--- START Passage provided ---

# The Graphics Pipeline

## GPU vs CPU

If you are a backend or systems developer, the GPU is a foreign piece of hardware. The CPU is a master chef: it cooks one dish at a time, can follow any recipe, handles exceptions mid-stream, and adapts to every condition. The GPU is a brigade of a thousand short-order cooks: each one does the same simple task on a different ingredient, cannot improvise, and cannot branch on its own. Together they process 1000× more ingredients — but only if the recipe is identical for every single one.

This is the throughput vs latency distinction. The CPU minimizes latency (finish one task fast). The GPU maximizes throughput (finish many identical tasks fast). This distinction drives every constraint and design choice in graphics programming.

## Why Not GPU For Everything

Branching kills parallelism. Inside a GPU warp (a group of 32-64 threads running the same shader), if even one thread takes a different branch, the entire warp serializes: it runs the first branch, then the second. Divergent logic stalls the whole unit. This is why `if/else` on varying data is expensive, and `match` is essentially banned shader design.

--- END Passage provided ---

*Given task 1*.
According to the graphics pipeline text, how many threads make up a GPU warp?
*Given task 2*.
In the graphics pipeline text, list everything the CPU, pictured as a master chef, is said to do or be able to do.
*Given task 3*.
Resume the graphics pipeline text from its last sentence and keep going in the same technical voice.

--- START Dataset excerpt ---

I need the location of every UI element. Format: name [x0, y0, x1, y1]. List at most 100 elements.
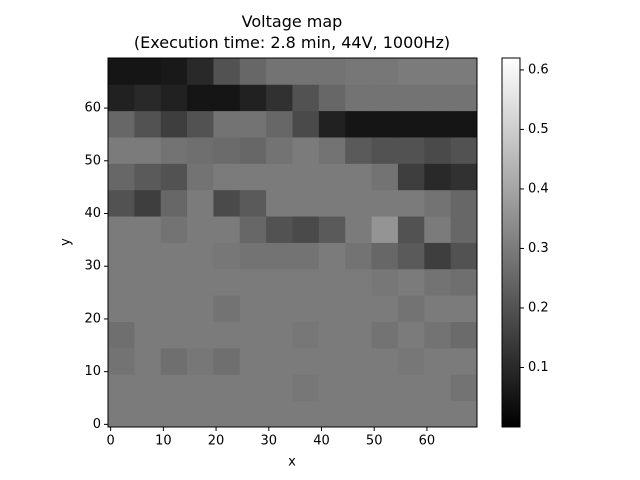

--- END Dataset excerpt ---

*Final result 1*.
32 to 64 threads.

*Final result 2*.
- Cooks one dish at a time
- Can follow any recipe
- Handles exceptions mid-stream
- Adapts to every condition

*Final result 3*.
There is also PCIe transfer cost. Pushing megabytes of data to the GPU is relatively cheap — the bus was built for bulk transfers. Pulling results back, or transferring data back and forth per-frame, is a bottleneck you fight constantly.

The GPU also has no heap, no recursion, no `stdio`, and no arbitrary memory allocation. Every vertex shader invocation gets the same static stack. Every fragment shader invocation is stateless. You design around this, not against it.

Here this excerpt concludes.